Requirements » Copy out every record precisely.

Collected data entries
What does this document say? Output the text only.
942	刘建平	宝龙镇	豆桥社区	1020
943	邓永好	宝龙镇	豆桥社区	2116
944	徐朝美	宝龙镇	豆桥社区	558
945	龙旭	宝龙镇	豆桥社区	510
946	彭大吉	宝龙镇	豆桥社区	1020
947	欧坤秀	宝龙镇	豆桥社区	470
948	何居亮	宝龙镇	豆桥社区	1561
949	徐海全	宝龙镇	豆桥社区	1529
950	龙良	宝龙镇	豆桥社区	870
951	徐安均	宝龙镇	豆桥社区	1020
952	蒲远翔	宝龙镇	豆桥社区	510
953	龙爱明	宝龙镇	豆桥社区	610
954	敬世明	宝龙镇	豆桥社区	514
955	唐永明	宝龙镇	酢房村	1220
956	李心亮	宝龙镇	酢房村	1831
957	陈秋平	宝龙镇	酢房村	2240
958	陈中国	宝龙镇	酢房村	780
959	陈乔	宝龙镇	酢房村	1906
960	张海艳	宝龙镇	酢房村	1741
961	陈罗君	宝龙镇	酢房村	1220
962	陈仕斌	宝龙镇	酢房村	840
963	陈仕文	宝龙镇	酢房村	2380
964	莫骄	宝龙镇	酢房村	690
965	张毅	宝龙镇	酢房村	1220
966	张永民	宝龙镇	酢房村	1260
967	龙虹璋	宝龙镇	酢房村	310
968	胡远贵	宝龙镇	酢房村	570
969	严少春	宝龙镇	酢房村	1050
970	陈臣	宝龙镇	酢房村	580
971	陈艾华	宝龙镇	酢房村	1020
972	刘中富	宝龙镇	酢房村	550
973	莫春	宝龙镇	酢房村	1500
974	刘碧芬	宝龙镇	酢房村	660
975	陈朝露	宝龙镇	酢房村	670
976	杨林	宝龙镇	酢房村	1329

Complete response »
What does this document say? Output the text only.
942	刘建平	宝龙镇	豆桥社区	1020
943	邓永好	宝龙镇	豆桥社区	2116
944	徐朝美	宝龙镇	豆桥社区	558
945	龙旭	宝龙镇	豆桥社区	510
946	彭大吉	宝龙镇	豆桥社区	1020
947	欧坤秀	宝龙镇	豆桥社区	470
948	何居亮	宝龙镇	豆桥社区	1561
949	徐海全	宝龙镇	豆桥社区	1529
950	龙良	宝龙镇	豆桥社区	870
951	徐安均	宝龙镇	豆桥社区	1020
952	蒲远翔	宝龙镇	豆桥社区	510
953	龙爱明	宝龙镇	豆桥社区	610
954	敬世明	宝龙镇	豆桥社区	514
955	唐永明	宝龙镇	酢房村	1220
956	李心亮	宝龙镇	酢房村	1831
957	陈秋平	宝龙镇	酢房村	2240
958	陈中国	宝龙镇	酢房村	780
959	陈乔	宝龙镇	酢房村	1906
960	张海艳	宝龙镇	酢房村	1741
961	陈罗君	宝龙镇	酢房村	1220
962	陈仕斌	宝龙镇	酢房村	840
963	陈仕文	宝龙镇	酢房村	2380
964	莫骄	宝龙镇	酢房村	690
965	张毅	宝龙镇	酢房村	1220
966	张永民	宝龙镇	酢房村	1260
967	龙虹璋	宝龙镇	酢房村	310
968	胡远贵	宝龙镇	酢房村	570
969	严少春	宝龙镇	酢房村	1050
970	陈臣	宝龙镇	酢房村	580
971	陈艾华	宝龙镇	酢房村	1020
972	刘中富	宝龙镇	酢房村	550
973	莫春	宝龙镇	酢房村	1500
974	刘碧芬	宝龙镇	酢房村	660
975	陈朝露	宝龙镇	酢房村	670
976	杨林	宝龙镇	酢房村	1329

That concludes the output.